[Data records]
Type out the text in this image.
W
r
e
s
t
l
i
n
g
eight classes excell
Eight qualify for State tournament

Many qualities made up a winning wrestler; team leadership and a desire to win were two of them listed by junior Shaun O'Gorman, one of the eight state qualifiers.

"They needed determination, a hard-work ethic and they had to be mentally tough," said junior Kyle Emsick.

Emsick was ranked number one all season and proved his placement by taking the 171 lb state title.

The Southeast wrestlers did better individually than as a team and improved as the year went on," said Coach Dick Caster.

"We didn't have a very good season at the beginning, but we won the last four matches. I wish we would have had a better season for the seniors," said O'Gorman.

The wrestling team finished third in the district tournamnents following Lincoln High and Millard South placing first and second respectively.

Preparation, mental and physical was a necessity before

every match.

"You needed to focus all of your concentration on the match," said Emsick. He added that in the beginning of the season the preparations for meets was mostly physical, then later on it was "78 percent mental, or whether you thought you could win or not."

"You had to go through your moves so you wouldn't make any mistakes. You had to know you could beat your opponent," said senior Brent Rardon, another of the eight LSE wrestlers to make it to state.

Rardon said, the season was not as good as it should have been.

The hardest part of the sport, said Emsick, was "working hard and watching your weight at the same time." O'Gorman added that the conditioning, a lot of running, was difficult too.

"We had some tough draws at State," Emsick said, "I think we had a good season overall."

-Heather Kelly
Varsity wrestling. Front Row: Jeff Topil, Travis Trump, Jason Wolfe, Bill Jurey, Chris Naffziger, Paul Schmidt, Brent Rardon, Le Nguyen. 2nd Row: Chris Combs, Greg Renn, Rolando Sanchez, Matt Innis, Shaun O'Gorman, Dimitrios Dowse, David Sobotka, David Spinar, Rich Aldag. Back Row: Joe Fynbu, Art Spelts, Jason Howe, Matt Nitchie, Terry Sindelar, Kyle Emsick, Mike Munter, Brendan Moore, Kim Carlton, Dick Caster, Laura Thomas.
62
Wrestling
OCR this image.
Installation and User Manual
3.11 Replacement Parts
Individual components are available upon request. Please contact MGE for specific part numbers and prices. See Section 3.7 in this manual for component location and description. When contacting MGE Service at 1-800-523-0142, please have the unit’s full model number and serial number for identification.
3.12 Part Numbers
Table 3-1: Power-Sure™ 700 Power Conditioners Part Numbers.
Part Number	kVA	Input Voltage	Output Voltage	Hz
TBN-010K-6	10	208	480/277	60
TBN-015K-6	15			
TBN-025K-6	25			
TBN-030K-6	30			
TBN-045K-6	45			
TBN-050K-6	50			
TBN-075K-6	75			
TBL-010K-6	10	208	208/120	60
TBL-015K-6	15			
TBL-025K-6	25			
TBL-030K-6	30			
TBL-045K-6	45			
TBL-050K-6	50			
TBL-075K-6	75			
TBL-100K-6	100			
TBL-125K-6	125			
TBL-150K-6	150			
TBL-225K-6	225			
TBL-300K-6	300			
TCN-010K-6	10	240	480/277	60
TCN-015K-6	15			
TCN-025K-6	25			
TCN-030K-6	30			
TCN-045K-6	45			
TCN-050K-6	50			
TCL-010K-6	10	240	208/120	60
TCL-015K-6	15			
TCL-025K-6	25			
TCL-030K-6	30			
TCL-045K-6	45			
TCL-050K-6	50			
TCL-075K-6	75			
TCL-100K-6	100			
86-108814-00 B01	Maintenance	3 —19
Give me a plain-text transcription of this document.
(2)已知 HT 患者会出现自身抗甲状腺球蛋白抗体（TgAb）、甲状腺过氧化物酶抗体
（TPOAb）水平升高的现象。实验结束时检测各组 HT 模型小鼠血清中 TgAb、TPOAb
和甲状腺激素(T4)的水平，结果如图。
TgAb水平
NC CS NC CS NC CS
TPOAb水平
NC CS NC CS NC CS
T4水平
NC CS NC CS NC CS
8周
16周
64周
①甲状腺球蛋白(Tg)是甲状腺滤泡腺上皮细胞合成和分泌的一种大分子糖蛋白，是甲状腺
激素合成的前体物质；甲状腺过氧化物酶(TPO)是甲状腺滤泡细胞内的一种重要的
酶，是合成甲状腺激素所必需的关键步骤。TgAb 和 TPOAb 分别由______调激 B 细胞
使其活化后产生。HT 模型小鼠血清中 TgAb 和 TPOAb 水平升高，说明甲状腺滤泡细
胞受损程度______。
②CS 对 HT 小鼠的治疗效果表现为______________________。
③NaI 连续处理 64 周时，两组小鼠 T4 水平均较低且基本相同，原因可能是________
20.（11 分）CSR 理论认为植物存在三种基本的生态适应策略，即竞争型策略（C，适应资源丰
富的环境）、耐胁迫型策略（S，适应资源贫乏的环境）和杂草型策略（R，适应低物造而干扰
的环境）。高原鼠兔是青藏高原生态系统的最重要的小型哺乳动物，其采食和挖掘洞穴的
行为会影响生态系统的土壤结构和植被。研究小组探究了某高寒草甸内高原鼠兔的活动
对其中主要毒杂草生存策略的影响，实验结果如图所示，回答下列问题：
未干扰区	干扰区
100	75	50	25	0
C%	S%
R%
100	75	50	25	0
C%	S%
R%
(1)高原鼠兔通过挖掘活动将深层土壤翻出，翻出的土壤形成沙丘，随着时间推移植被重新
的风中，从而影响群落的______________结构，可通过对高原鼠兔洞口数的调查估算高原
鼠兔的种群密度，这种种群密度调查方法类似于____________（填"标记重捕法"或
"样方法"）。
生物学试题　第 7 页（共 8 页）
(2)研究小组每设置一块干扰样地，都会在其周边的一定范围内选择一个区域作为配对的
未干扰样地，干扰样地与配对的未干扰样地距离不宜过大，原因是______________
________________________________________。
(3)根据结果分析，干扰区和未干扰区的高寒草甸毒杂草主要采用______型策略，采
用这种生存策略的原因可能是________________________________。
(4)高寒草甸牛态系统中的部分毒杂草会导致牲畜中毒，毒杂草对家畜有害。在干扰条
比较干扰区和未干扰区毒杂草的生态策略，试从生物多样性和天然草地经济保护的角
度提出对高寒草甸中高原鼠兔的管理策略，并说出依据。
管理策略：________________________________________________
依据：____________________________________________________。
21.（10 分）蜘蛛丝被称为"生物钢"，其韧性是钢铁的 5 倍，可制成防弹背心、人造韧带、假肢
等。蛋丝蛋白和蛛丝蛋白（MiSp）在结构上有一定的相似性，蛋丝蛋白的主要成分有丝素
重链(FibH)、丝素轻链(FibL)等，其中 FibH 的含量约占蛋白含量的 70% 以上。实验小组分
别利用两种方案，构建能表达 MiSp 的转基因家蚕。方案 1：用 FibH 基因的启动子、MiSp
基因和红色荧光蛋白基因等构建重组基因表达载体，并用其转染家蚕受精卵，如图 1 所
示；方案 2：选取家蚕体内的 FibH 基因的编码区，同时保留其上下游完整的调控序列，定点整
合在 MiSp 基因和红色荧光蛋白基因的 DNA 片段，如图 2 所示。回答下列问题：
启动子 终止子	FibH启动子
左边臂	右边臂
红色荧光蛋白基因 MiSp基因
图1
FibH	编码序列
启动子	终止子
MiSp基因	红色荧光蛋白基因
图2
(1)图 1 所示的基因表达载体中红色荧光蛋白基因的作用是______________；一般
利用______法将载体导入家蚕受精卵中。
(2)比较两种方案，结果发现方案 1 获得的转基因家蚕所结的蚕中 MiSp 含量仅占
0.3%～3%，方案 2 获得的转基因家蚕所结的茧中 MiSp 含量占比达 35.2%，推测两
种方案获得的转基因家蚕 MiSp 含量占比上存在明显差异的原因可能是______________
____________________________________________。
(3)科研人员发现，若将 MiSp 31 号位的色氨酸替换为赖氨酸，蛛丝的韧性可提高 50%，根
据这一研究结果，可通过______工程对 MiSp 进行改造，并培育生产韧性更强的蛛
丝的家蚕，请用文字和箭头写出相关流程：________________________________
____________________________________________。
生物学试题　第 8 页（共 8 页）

## [Work to complete]
Point out every line holding the string "text" and copy it.

## [Output of the task]
Type out the text in this image.
Give me a plain-text transcription of this document.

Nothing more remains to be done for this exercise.